=== MATERIAL SUPPLIED ===

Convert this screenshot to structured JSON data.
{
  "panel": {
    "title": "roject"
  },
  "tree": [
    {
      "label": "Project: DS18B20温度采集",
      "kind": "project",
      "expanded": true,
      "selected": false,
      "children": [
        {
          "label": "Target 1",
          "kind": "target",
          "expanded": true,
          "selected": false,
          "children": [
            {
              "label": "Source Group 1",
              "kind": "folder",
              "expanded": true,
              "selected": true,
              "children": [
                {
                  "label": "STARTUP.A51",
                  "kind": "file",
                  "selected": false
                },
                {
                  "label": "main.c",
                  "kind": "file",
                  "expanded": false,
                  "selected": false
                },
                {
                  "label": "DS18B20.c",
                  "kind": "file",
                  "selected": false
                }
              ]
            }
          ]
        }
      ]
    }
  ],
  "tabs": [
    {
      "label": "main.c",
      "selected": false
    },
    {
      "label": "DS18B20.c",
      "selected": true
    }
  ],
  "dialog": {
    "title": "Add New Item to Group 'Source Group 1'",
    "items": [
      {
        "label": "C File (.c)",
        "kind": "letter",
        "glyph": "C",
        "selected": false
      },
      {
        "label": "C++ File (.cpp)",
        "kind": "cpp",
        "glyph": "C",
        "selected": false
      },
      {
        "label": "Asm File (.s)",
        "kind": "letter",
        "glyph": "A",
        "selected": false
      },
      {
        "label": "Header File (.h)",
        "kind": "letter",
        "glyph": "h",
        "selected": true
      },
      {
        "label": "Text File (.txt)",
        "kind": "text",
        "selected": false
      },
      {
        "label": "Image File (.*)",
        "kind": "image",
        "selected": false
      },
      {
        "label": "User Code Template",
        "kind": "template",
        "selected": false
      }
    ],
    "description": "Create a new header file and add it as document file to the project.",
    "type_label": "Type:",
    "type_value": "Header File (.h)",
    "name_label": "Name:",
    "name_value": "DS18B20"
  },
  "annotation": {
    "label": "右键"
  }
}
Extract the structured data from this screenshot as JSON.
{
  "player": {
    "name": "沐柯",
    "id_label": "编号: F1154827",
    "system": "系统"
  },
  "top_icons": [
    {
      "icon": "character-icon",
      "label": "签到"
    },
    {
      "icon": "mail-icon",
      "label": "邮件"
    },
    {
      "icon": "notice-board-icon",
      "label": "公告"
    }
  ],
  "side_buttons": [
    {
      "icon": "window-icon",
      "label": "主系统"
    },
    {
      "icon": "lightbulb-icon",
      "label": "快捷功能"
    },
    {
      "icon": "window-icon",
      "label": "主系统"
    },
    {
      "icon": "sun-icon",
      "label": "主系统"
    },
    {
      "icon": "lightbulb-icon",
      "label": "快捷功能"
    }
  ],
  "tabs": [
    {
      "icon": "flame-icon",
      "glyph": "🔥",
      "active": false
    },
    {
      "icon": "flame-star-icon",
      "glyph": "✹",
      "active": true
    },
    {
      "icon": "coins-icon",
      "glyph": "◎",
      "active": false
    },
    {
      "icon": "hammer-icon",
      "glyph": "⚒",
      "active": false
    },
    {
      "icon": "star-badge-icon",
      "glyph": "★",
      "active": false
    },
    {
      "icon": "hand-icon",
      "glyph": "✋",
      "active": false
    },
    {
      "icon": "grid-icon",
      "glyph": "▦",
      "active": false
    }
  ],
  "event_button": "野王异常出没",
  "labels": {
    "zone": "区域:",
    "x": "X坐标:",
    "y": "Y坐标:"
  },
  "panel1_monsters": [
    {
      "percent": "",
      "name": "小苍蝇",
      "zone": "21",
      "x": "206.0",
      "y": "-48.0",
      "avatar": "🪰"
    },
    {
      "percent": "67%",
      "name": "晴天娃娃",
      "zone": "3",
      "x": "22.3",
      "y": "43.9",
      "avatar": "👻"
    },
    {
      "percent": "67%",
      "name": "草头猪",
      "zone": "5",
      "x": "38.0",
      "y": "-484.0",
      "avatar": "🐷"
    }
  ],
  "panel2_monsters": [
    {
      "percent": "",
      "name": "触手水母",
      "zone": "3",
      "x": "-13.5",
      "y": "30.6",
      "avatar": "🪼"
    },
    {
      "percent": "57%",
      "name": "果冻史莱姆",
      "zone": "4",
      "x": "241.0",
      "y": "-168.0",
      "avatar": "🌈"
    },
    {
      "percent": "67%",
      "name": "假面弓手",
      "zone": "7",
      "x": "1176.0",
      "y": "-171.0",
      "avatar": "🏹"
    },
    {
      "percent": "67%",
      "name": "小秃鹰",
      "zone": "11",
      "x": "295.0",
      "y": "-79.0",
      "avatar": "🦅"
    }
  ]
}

===

> **WHAT YOU ARE ASKED TO DO**
Write out every entry exactly as given.

> **IN RESPONSE**
Convert this screenshot to structured JSON data.
{
  "panel": {
    "title": "roject"
  },
  "tree": [
    {
      "label": "Project: DS18B20温度采集",
      "kind": "project",
      "expanded": true,
      "selected": false,
      "children": [
        {
          "label": "Target 1",
          "kind": "target",
          "expanded": true,
          "selected": false,
          "children": [
            {
              "label": "Source Group 1",
              "kind": "folder",
              "expanded": true,
              "selected": true,
              "children": [
                {
                  "label": "STARTUP.A51",
                  "kind": "file",
                  "selected": false
                },
                {
                  "label": "main.c",
                  "kind": "file",
                  "expanded": false,
                  "selected": false
                },
                {
                  "label": "DS18B20.c",
                  "kind": "file",
                  "selected": false
                }
              ]
            }
          ]
        }
      ]
    }
  ],
  "tabs": [
    {
      "label": "main.c",
      "selected": false
    },
    {
      "label": "DS18B20.c",
      "selected": true
    }
  ],
  "dialog": {
    "title": "Add New Item to Group 'Source Group 1'",
    "items": [
      {
        "label": "C File (.c)",
        "kind": "letter",
        "glyph": "C",
        "selected": false
      },
      {
        "label": "C++ File (.cpp)",
        "kind": "cpp",
        "glyph": "C",
        "selected": false
      },
      {
        "label": "Asm File (.s)",
        "kind": "letter",
        "glyph": "A",
        "selected": false
      },
      {
        "label": "Header File (.h)",
        "kind": "letter",
        "glyph": "h",
        "selected": true
      },
      {
        "label": "Text File (.txt)",
        "kind": "text",
        "selected": false
      },
      {
        "label": "Image File (.*)",
        "kind": "image",
        "selected": false
      },
      {
        "label": "User Code Template",
        "kind": "template",
        "selected": false
      }
    ],
    "description": "Create a new header file and add it as document file to the project.",
    "type_label": "Type:",
    "type_value": "Header File (.h)",
    "name_label": "Name:",
    "name_value": "DS18B20"
  },
  "annotation": {
    "label": "右键"
  }
}
Extract the structured data from this screenshot as JSON.
{
  "player": {
    "name": "沐柯",
    "id_label": "编号: F1154827",
    "system": "系统"
  },
  "top_icons": [
    {
      "icon": "character-icon",
      "label": "签到"
    },
    {
      "icon": "mail-icon",
      "label": "邮件"
    },
    {
      "icon": "notice-board-icon",
      "label": "公告"
    }
  ],
  "side_buttons": [
    {
      "icon": "window-icon",
      "label": "主系统"
    },
    {
      "icon": "lightbulb-icon",
      "label": "快捷功能"
    },
    {
      "icon": "window-icon",
      "label": "主系统"
    },
    {
      "icon": "sun-icon",
      "label": "主系统"
    },
    {
      "icon": "lightbulb-icon",
      "label": "快捷功能"
    }
  ],
  "tabs": [
    {
      "icon": "flame-icon",
      "glyph": "🔥",
      "active": false
    },
    {
      "icon": "flame-star-icon",
      "glyph": "✹",
      "active": true
    },
    {
      "icon": "coins-icon",
      "glyph": "◎",
      "active": false
    },
    {
      "icon": "hammer-icon",
      "glyph": "⚒",
      "active": false
    },
    {
      "icon": "star-badge-icon",
      "glyph": "★",
      "active": false
    },
    {
      "icon": "hand-icon",
      "glyph": "✋",
      "active": false
    },
    {
      "icon": "grid-icon",
      "glyph": "▦",
      "active": false
    }
  ],
  "event_button": "野王异常出没",
  "labels": {
    "zone": "区域:",
    "x": "X坐标:",
    "y": "Y坐标:"
  },
  "panel1_monsters": [
    {
      "percent": "",
      "name": "小苍蝇",
      "zone": "21",
      "x": "206.0",
      "y": "-48.0",
      "avatar": "🪰"
    },
    {
      "percent": "67%",
      "name": "晴天娃娃",
      "zone": "3",
      "x": "22.3",
      "y": "43.9",
      "avatar": "👻"
    },
    {
      "percent": "67%",
      "name": "草头猪",
      "zone": "5",
      "x": "38.0",
      "y": "-484.0",
      "avatar": "🐷"
    }
  ],
  "panel2_monsters": [
    {
      "percent": "",
      "name": "触手水母",
      "zone": "3",
      "x": "-13.5",
      "y": "30.6",
      "avatar": "🪼"
    },
    {
      "percent": "57%",
      "name": "果冻史莱姆",
      "zone": "4",
      "x": "241.0",
      "y": "-168.0",
      "avatar": "🌈"
    },
    {
      "percent": "67%",
      "name": "假面弓手",
      "zone": "7",
      "x": "1176.0",
      "y": "-171.0",
      "avatar": "🏹"
    },
    {
      "percent": "67%",
      "name": "小秃鹰",
      "zone": "11",
      "x": "295.0",
      "y": "-79.0",
      "avatar": "🦅"
    }
  ]
}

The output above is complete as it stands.